[What is being asked]
Give back the entire listing verbatim.

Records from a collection
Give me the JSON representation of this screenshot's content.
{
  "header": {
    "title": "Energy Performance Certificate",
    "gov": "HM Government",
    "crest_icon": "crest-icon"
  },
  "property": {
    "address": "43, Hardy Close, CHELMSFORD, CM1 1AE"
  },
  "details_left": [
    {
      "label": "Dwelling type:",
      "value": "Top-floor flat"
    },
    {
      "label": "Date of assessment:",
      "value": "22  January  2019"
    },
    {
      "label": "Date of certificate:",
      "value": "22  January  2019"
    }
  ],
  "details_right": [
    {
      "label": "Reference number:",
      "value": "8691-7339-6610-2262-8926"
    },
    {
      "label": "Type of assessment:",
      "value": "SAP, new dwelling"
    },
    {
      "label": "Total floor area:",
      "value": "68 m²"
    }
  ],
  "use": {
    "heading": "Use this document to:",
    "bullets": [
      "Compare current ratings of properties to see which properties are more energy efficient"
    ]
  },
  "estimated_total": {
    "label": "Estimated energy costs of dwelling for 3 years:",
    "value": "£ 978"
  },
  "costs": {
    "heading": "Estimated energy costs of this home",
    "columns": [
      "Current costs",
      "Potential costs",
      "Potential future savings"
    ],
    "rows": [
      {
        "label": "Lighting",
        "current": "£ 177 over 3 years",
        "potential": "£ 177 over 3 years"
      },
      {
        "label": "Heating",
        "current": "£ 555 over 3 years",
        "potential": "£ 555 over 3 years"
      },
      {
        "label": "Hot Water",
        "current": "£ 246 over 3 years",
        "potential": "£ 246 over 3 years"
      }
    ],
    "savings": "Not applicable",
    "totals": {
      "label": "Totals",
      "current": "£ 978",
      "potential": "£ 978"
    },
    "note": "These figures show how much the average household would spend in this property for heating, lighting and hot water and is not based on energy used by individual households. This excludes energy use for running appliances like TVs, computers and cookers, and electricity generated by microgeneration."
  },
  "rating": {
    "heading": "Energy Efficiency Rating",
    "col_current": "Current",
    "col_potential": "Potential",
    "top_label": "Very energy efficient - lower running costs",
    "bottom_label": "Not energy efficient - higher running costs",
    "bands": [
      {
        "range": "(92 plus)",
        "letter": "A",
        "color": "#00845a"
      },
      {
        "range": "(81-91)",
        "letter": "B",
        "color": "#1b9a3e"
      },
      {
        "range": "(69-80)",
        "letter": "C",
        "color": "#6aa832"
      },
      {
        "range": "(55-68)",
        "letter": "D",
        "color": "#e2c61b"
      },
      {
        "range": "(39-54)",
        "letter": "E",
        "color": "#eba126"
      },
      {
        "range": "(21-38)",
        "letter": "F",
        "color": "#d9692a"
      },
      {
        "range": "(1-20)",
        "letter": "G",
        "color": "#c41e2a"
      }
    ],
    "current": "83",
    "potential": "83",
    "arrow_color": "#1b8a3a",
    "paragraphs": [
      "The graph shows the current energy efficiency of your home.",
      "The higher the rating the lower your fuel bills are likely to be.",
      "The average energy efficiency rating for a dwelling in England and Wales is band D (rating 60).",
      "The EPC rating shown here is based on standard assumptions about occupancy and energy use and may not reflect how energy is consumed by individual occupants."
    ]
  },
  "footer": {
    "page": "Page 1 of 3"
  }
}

[Reply]
Give me the JSON representation of this screenshot's content.
{
  "header": {
    "title": "Energy Performance Certificate",
    "gov": "HM Government",
    "crest_icon": "crest-icon"
  },
  "property": {
    "address": "43, Hardy Close, CHELMSFORD, CM1 1AE"
  },
  "details_left": [
    {
      "label": "Dwelling type:",
      "value": "Top-floor flat"
    },
    {
      "label": "Date of assessment:",
      "value": "22  January  2019"
    },
    {
      "label": "Date of certificate:",
      "value": "22  January  2019"
    }
  ],
  "details_right": [
    {
      "label": "Reference number:",
      "value": "8691-7339-6610-2262-8926"
    },
    {
      "label": "Type of assessment:",
      "value": "SAP, new dwelling"
    },
    {
      "label": "Total floor area:",
      "value": "68 m²"
    }
  ],
  "use": {
    "heading": "Use this document to:",
    "bullets": [
      "Compare current ratings of properties to see which properties are more energy efficient"
    ]
  },
  "estimated_total": {
    "label": "Estimated energy costs of dwelling for 3 years:",
    "value": "£ 978"
  },
  "costs": {
    "heading": "Estimated energy costs of this home",
    "columns": [
      "Current costs",
      "Potential costs",
      "Potential future savings"
    ],
    "rows": [
      {
        "label": "Lighting",
        "current": "£ 177 over 3 years",
        "potential": "£ 177 over 3 years"
      },
      {
        "label": "Heating",
        "current": "£ 555 over 3 years",
        "potential": "£ 555 over 3 years"
      },
      {
        "label": "Hot Water",
        "current": "£ 246 over 3 years",
        "potential": "£ 246 over 3 years"
      }
    ],
    "savings": "Not applicable",
    "totals": {
      "label": "Totals",
      "current": "£ 978",
      "potential": "£ 978"
    },
    "note": "These figures show how much the average household would spend in this property for heating, lighting and hot water and is not based on energy used by individual households. This excludes energy use for running appliances like TVs, computers and cookers, and electricity generated by microgeneration."
  },
  "rating": {
    "heading": "Energy Efficiency Rating",
    "col_current": "Current",
    "col_potential": "Potential",
    "top_label": "Very energy efficient - lower running costs",
    "bottom_label": "Not energy efficient - higher running costs",
    "bands": [
      {
        "range": "(92 plus)",
        "letter": "A",
        "color": "#00845a"
      },
      {
        "range": "(81-91)",
        "letter": "B",
        "color": "#1b9a3e"
      },
      {
        "range": "(69-80)",
        "letter": "C",
        "color": "#6aa832"
      },
      {
        "range": "(55-68)",
        "letter": "D",
        "color": "#e2c61b"
      },
      {
        "range": "(39-54)",
        "letter": "E",
        "color": "#eba126"
      },
      {
        "range": "(21-38)",
        "letter": "F",
        "color": "#d9692a"
      },
      {
        "range": "(1-20)",
        "letter": "G",
        "color": "#c41e2a"
      }
    ],
    "current": "83",
    "potential": "83",
    "arrow_color": "#1b8a3a",
    "paragraphs": [
      "The graph shows the current energy efficiency of your home.",
      "The higher the rating the lower your fuel bills are likely to be.",
      "The average energy efficiency rating for a dwelling in England and Wales is band D (rating 60).",
      "The EPC rating shown here is based on standard assumptions about occupancy and energy use and may not reflect how energy is consumed by individual occupants."
    ]
  },
  "footer": {
    "page": "Page 1 of 3"
  }
}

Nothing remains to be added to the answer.